Readers Concerned About Lead Paint

They also have opinions on our person of the year.


Skinner Appreciation

Honored to be named Oakland Magazine’s Person of the Year. Appreciated the headline, “The Difference Maker, State Senator Gets Big Things Done.” Getting ready to make some more big differences in 2019.

Nancy Skinner 


Berkeley is lucky to be represented by such a principled, visionary, and effective leader. Looking forward to Senator Skinner’s leadership and collaboration with Berkeley this year.

Berkeley Mayor Jesse Arreguin


Health Insights

It was fascinating, although not in a good way, to read the health-related stories in your January issue. On page 13 [“Slow to Get the Lead Out”], we learn that Oakland has a childhood lead poisoning rate five times higher than that in the whole state, but that the city of Oakland hasn’t started its program to check older housing for lead paint because it “doesn’t have the financial resources.”

On page 23 [“It’s Drink Versus Drip”], there is a glowing article on intravenous infusions of vitamins. Each session costs hundreds of dollars for what the article cagily admits is unnecessary and lacking in evidence.

A call to the wealthy well: Your money could be used more wisely elsewhere in our own city!

Katherine Falk


Your article [“Slow to Get the Lead Out,” January] opens the conversation about lead poisoning in Oakland but fails to dig deep enough to help reach solutions.

> [Page segmentation data]:
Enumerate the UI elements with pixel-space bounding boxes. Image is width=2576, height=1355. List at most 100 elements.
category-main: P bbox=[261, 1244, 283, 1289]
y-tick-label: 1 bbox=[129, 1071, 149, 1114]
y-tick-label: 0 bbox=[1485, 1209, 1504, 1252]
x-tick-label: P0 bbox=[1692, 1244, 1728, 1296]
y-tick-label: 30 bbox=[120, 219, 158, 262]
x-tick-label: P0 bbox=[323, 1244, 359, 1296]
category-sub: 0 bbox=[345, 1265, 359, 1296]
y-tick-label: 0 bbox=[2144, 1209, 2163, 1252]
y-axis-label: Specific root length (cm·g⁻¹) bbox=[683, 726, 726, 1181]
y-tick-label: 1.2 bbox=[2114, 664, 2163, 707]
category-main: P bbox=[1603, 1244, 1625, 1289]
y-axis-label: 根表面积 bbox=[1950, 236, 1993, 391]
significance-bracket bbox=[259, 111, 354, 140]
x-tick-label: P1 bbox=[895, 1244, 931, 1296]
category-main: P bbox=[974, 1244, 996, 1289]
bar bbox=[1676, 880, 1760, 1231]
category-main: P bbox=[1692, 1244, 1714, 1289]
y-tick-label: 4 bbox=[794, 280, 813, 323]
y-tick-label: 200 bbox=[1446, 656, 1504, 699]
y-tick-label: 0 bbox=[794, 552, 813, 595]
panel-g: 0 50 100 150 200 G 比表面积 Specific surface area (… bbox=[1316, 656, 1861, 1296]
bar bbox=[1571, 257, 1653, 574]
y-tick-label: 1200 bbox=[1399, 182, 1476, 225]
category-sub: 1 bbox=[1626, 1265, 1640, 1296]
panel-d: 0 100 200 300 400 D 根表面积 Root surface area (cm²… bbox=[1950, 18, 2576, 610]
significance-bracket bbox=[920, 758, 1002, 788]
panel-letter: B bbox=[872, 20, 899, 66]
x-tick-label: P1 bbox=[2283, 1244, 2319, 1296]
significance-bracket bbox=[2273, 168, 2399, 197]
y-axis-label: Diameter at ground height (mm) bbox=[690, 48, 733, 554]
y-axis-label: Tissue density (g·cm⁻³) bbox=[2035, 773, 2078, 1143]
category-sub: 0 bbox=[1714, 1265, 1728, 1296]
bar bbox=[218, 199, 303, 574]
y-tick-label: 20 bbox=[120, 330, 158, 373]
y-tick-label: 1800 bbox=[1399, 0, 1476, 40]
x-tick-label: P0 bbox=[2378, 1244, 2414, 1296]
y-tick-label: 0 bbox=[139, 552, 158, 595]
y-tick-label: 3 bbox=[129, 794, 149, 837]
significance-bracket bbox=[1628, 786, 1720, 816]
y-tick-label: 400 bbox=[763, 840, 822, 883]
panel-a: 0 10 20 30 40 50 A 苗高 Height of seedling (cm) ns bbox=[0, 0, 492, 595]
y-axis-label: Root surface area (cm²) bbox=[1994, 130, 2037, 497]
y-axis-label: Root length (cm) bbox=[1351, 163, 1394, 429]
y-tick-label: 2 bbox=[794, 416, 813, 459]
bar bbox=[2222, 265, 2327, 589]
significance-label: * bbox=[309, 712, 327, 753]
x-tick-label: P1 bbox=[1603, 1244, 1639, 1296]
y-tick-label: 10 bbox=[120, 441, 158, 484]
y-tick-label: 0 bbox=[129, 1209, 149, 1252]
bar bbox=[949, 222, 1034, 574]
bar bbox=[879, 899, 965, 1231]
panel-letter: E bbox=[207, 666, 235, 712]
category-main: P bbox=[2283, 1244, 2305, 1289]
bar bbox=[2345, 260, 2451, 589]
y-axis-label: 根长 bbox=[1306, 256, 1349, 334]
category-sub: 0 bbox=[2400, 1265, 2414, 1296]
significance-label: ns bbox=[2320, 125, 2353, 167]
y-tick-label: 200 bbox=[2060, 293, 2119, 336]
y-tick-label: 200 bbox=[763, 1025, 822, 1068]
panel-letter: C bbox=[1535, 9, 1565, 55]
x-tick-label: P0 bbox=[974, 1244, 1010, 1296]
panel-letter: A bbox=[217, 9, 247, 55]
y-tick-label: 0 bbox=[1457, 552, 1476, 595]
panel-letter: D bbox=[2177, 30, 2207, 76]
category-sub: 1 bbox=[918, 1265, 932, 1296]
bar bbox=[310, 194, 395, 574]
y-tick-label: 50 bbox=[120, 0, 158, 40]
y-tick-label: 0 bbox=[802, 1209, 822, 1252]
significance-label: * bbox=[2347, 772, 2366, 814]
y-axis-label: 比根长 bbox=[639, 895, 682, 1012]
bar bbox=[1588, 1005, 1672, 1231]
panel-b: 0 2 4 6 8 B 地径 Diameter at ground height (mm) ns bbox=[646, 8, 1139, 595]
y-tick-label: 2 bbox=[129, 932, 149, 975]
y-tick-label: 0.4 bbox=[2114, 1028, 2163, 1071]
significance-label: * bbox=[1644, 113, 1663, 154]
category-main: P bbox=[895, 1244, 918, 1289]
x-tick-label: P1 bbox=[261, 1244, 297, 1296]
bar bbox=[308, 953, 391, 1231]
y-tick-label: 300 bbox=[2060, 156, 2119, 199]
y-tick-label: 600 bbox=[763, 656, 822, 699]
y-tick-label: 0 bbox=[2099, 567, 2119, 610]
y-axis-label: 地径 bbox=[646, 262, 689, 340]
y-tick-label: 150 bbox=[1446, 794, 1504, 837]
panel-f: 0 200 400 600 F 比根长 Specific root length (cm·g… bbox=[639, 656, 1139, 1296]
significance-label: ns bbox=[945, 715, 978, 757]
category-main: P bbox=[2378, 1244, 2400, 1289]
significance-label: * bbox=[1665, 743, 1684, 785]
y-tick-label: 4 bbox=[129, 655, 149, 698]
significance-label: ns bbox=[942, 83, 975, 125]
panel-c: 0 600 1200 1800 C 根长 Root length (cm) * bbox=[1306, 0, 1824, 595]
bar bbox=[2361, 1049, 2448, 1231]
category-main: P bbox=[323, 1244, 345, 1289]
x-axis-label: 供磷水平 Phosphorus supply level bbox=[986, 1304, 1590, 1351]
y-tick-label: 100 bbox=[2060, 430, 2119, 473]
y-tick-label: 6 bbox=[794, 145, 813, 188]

> [Apply what you read]:
(a) Reproduce the readers' letters from "Health Insights" to "lacking in evidence.".
(b) Summarize the readers' letters in two sentences.
(c) Extend the readers' letters by continuing the final letter, on lead poisoning in Oakland, from its last sentence.
This material has no connection to the readers' letters.

> [Task-by-task results]:
(a)
Health Insights

It was fascinating, although not in a good way, to read the health-related stories in your January issue. On page 13 [“Slow to Get the Lead Out”], we learn that Oakland has a childhood lead poisoning rate five times higher than that in the whole state, but that the city of Oakland hasn’t started its program to check older housing for lead paint because it “doesn’t have the financial resources.”

On page 23 [“It’s Drink Versus Drip”], there is a glowing article on intravenous infusions of vitamins. Each session costs hundreds of dollars for what the article cagily admits is unnecessary and lacking in evidence.

(b) Nancy Skinner said she was honored to be named Oakland Magazine's Person of the Year, and Berkeley Mayor Jesse Arreguin called her a principled, visionary, and effective leader. Katherine Falk contrasted the January report that Oakland, despite a childhood lead poisoning rate five times the state's, lacks the money to check older housing for lead paint with a glowing article on costly vitamin infusions, and another reader said the lead story failed to dig deep enough to help reach solutions.

(c)
The underlying issue is economics. Artificially low rents are, in fact, a system of forced rent subsidy for all tenants for life paid by all rental owners (“landlords” is an ancient inflammatory slander).

The system has tenants paying $900 a month to the owner for an apartment that owners, tenants, and waiting applicants agree really costs $2,000 a month. Forcing owners to pay the difference creates perverse incentives for tenants to avoid any repairs or improvements that could increase the rent.

Tenants afraid of eviction, you wrote? Hardly! Tenant attorneys have that shut off completely with the “just cause” laws they wrote. No, what tenants fear and keeps them from asking for lead abatement is the prospect of higher rent. Your “rent control” is only a crazy subsidy system that imprisons tenants, owners, and applicants seeking apartments.

Why are politicians dragging their feet? Because the crazy rent subsidy system they created (mislabeled “rent control”) is so delicately balanced that any improvements a city might require would upset the powerful activists represented in the article, because some tenants would move over even a $20 rent increase. While the whole rent subsidy system is likely to be thrown out soon by the Supreme Court, Oakland and other “rent subsidy” cities know they cannot add expenses to rental owners (lead abatement, seismic improvements, etc.) without allowing rent increases.

Cities without such “rent control” subsidies don’t have these problems. When they require lead abatement or seismic upgrades, for example, owners must pay. Period. If the rent is already at market, the owners cannot raise it more, so they have to just absorb it.

R.J. Philips


Corrections and Clarifications

The correct link for the osprey cam on the Whirley Crain in Richmond [“Raptor Rapture,” January] is The Newcomer article in January [“Ale Storms Brewing”] ended midsentence. Here’s the full last paragraph: Open since October, the boldly minimalistic, lofty-ceilinged space with airy ground-floor and intimate mezzanine seating sports 10 taps and serves a rotating selection of brews by the pint and to go. Wildcard Brewing Co., 1122 Solano Ave., Albany, 510-280-5728, Also, the name of the New Parish was misspelled in a Calendar item and entry in January.